Brief. Go through the listing below and list every line with "this".

Raw records.
......

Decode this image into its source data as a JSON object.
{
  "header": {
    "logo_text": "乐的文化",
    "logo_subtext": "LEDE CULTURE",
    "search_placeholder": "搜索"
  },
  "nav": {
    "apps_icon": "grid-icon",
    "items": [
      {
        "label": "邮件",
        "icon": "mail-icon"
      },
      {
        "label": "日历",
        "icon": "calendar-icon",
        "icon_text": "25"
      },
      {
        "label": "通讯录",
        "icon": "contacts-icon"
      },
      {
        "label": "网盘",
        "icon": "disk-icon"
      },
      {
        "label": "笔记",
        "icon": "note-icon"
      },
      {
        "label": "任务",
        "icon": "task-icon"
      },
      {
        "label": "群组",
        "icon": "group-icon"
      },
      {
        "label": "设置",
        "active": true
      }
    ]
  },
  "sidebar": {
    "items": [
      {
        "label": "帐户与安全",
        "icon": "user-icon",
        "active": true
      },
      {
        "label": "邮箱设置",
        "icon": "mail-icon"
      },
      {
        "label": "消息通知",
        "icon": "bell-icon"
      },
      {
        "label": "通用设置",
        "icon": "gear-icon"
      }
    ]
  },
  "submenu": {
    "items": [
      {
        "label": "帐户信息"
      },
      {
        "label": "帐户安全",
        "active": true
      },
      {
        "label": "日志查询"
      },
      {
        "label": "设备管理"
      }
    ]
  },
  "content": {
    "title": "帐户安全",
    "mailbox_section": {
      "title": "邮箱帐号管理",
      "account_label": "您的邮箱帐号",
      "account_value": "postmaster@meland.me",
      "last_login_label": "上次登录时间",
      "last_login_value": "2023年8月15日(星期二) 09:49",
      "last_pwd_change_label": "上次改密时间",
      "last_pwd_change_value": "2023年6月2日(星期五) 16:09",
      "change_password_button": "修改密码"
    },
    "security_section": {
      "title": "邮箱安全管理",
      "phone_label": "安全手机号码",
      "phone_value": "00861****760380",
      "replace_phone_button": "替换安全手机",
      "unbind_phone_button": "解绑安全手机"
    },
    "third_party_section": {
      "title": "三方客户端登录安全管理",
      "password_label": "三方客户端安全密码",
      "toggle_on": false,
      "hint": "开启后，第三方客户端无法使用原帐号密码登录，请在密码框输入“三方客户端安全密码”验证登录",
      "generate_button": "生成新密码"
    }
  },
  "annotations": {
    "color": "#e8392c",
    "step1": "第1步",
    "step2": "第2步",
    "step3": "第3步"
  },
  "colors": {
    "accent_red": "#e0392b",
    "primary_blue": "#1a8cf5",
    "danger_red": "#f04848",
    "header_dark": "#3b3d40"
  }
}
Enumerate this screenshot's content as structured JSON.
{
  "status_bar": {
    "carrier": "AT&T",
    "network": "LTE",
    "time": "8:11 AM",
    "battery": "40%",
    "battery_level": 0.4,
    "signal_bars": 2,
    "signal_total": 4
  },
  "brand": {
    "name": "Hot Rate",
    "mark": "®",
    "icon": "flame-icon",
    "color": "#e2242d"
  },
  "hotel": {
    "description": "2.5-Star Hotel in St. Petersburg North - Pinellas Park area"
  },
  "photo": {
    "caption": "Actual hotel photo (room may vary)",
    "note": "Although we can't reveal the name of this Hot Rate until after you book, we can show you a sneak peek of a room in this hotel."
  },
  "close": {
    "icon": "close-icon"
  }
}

......

Full output.
Decode this image into its source data as a JSON object.
Enumerate this screenshot's content as structured JSON.
    "note": "Although we can't reveal the name of this Hot Rate until after you book, we can show you a sneak peek of a room in this hotel."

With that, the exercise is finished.